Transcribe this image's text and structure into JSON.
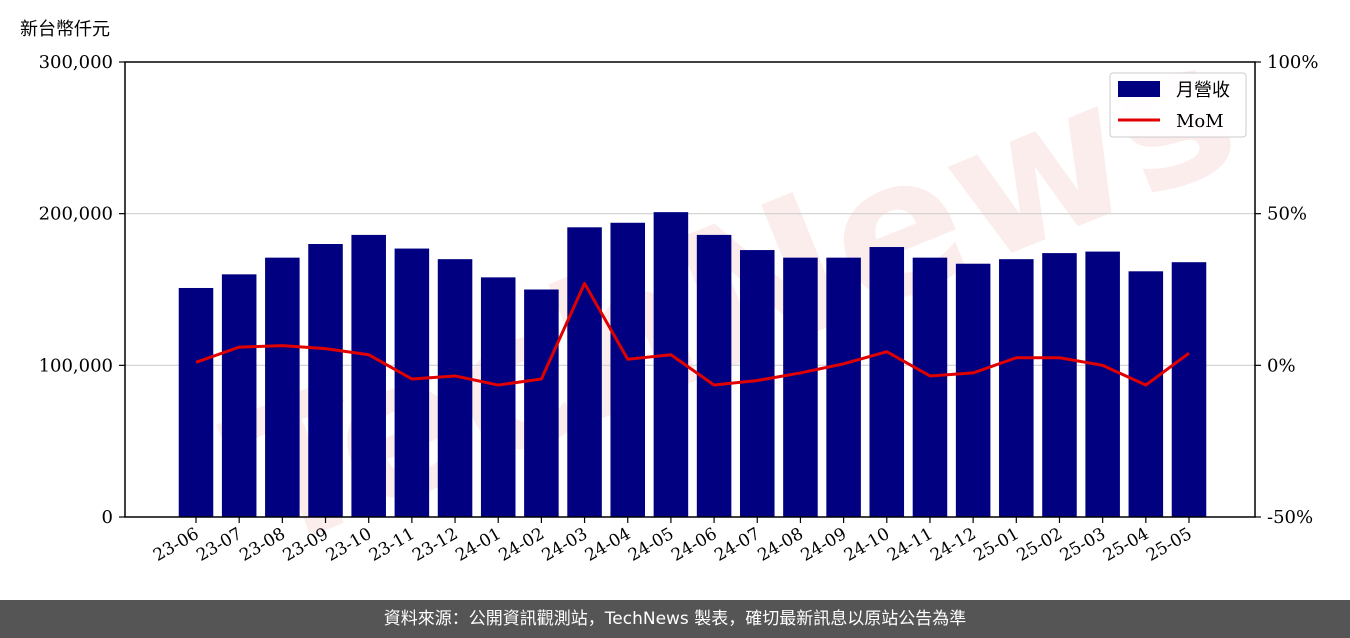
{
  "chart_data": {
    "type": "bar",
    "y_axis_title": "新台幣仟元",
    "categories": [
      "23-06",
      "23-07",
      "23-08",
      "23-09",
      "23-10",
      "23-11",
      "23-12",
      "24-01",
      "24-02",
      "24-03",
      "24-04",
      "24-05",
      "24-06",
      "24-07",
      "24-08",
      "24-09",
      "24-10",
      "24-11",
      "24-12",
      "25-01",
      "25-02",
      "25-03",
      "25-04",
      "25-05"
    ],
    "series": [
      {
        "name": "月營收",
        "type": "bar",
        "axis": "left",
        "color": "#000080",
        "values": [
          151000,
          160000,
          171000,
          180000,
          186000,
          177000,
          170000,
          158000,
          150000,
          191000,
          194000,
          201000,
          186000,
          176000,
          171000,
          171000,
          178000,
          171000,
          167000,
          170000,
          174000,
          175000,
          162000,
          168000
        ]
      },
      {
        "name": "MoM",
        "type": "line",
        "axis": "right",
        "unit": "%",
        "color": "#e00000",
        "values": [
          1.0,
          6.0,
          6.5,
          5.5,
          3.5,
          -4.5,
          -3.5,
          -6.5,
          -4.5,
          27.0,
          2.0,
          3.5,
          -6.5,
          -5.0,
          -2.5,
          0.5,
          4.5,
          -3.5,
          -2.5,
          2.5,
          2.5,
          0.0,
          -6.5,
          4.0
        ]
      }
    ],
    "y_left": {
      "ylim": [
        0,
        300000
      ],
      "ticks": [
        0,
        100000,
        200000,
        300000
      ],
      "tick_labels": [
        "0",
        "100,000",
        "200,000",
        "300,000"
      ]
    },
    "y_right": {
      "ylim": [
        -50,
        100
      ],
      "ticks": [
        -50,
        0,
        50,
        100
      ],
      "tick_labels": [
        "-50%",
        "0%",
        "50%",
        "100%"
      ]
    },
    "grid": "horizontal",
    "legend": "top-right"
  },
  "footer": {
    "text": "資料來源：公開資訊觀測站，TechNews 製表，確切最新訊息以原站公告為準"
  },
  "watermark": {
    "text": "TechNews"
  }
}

DIRECTIONS - Each entry shown above must be quoted exactly, with its pictures left out.

SOLUTION FOR THIS TASK -
Transcribe this image's text and structure into JSON.
{
  "chart_data": {
    "type": "bar",
    "y_axis_title": "新台幣仟元",
    "categories": [
      "23-06",
      "23-07",
      "23-08",
      "23-09",
      "23-10",
      "23-11",
      "23-12",
      "24-01",
      "24-02",
      "24-03",
      "24-04",
      "24-05",
      "24-06",
      "24-07",
      "24-08",
      "24-09",
      "24-10",
      "24-11",
      "24-12",
      "25-01",
      "25-02",
      "25-03",
      "25-04",
      "25-05"
    ],
    "series": [
      {
        "name": "月營收",
        "type": "bar",
        "axis": "left",
        "color": "#000080",
        "values": [
          151000,
          160000,
          171000,
          180000,
          186000,
          177000,
          170000,
          158000,
          150000,
          191000,
          194000,
          201000,
          186000,
          176000,
          171000,
          171000,
          178000,
          171000,
          167000,
          170000,
          174000,
          175000,
          162000,
          168000
        ]
      },
      {
        "name": "MoM",
        "type": "line",
        "axis": "right",
        "unit": "%",
        "color": "#e00000",
        "values": [
          1.0,
          6.0,
          6.5,
          5.5,
          3.5,
          -4.5,
          -3.5,
          -6.5,
          -4.5,
          27.0,
          2.0,
          3.5,
          -6.5,
          -5.0,
          -2.5,
          0.5,
          4.5,
          -3.5,
          -2.5,
          2.5,
          2.5,
          0.0,
          -6.5,
          4.0
        ]
      }
    ],
    "y_left": {
      "ylim": [
        0,
        300000
      ],
      "ticks": [
        0,
        100000,
        200000,
        300000
      ],
      "tick_labels": [
        "0",
        "100,000",
        "200,000",
        "300,000"
      ]
    },
    "y_right": {
      "ylim": [
        -50,
        100
      ],
      "ticks": [
        -50,
        0,
        50,
        100
      ],
      "tick_labels": [
        "-50%",
        "0%",
        "50%",
        "100%"
      ]
    },
    "grid": "horizontal",
    "legend": "top-right"
  },
  "footer": {
    "text": "資料來源：公開資訊觀測站，TechNews 製表，確切最新訊息以原站公告為準"
  },
  "watermark": {
    "text": "TechNews"
  }
}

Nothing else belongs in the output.